>> start LISTED ENTRIES

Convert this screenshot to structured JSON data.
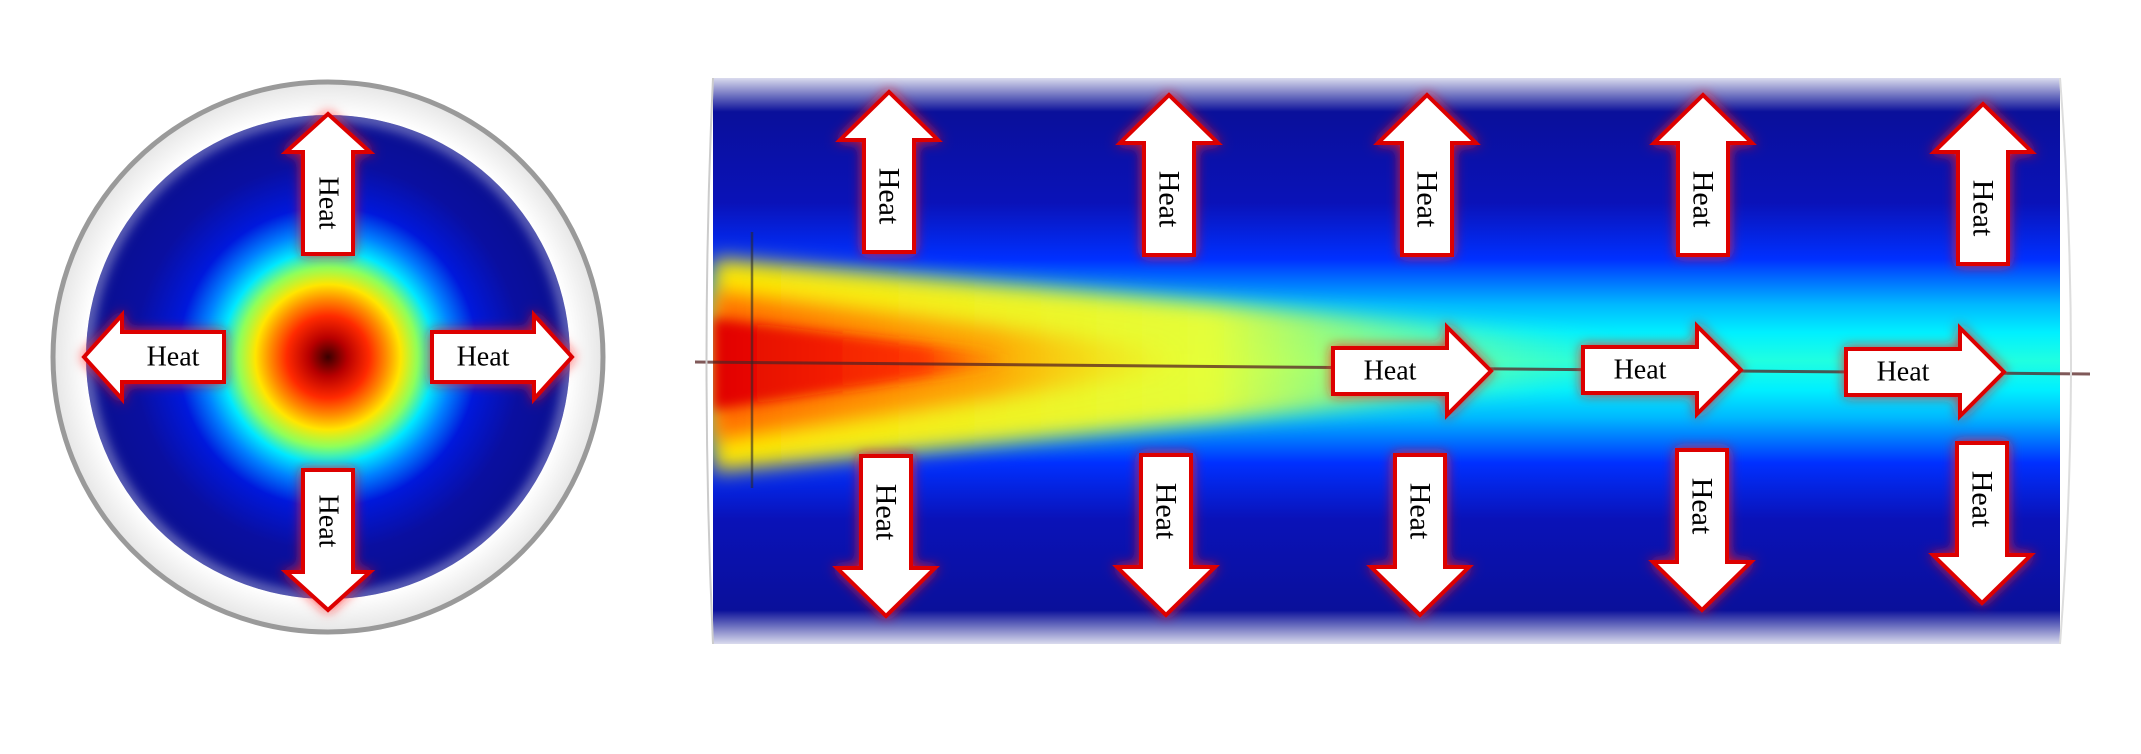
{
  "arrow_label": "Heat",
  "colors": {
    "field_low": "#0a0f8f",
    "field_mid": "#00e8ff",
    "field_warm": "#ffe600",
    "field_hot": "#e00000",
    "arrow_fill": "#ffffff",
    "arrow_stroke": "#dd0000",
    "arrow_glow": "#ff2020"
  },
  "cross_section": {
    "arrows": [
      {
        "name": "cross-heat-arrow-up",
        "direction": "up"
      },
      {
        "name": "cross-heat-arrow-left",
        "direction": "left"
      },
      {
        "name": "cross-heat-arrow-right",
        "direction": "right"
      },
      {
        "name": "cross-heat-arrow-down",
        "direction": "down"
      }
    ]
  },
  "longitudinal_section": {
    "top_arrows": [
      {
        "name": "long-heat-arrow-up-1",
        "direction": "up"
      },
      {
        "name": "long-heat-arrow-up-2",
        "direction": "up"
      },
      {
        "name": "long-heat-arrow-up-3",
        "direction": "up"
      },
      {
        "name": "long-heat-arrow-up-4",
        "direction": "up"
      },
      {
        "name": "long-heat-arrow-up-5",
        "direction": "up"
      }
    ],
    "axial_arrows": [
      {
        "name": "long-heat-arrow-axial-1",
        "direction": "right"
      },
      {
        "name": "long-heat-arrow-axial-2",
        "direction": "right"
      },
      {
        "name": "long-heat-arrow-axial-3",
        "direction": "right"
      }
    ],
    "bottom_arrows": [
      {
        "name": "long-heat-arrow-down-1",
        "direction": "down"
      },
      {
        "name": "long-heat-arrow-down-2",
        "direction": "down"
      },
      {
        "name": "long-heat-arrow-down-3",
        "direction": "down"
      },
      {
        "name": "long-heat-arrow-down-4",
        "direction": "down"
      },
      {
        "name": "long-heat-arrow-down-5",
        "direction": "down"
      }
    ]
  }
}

>> end LISTED ENTRIES

• [STATED EXERCISE]:
Pictures stay out; reproduce every line of the records exactly.

• [COMPLETE ANSWER]:
Convert this screenshot to structured JSON data.
{
  "arrow_label": "Heat",
  "colors": {
    "field_low": "#0a0f8f",
    "field_mid": "#00e8ff",
    "field_warm": "#ffe600",
    "field_hot": "#e00000",
    "arrow_fill": "#ffffff",
    "arrow_stroke": "#dd0000",
    "arrow_glow": "#ff2020"
  },
  "cross_section": {
    "arrows": [
      {
        "name": "cross-heat-arrow-up",
        "direction": "up"
      },
      {
        "name": "cross-heat-arrow-left",
        "direction": "left"
      },
      {
        "name": "cross-heat-arrow-right",
        "direction": "right"
      },
      {
        "name": "cross-heat-arrow-down",
        "direction": "down"
      }
    ]
  },
  "longitudinal_section": {
    "top_arrows": [
      {
        "name": "long-heat-arrow-up-1",
        "direction": "up"
      },
      {
        "name": "long-heat-arrow-up-2",
        "direction": "up"
      },
      {
        "name": "long-heat-arrow-up-3",
        "direction": "up"
      },
      {
        "name": "long-heat-arrow-up-4",
        "direction": "up"
      },
      {
        "name": "long-heat-arrow-up-5",
        "direction": "up"
      }
    ],
    "axial_arrows": [
      {
        "name": "long-heat-arrow-axial-1",
        "direction": "right"
      },
      {
        "name": "long-heat-arrow-axial-2",
        "direction": "right"
      },
      {
        "name": "long-heat-arrow-axial-3",
        "direction": "right"
      }
    ],
    "bottom_arrows": [
      {
        "name": "long-heat-arrow-down-1",
        "direction": "down"
      },
      {
        "name": "long-heat-arrow-down-2",
        "direction": "down"
      },
      {
        "name": "long-heat-arrow-down-3",
        "direction": "down"
      },
      {
        "name": "long-heat-arrow-down-4",
        "direction": "down"
      },
      {
        "name": "long-heat-arrow-down-5",
        "direction": "down"
      }
    ]
  }
}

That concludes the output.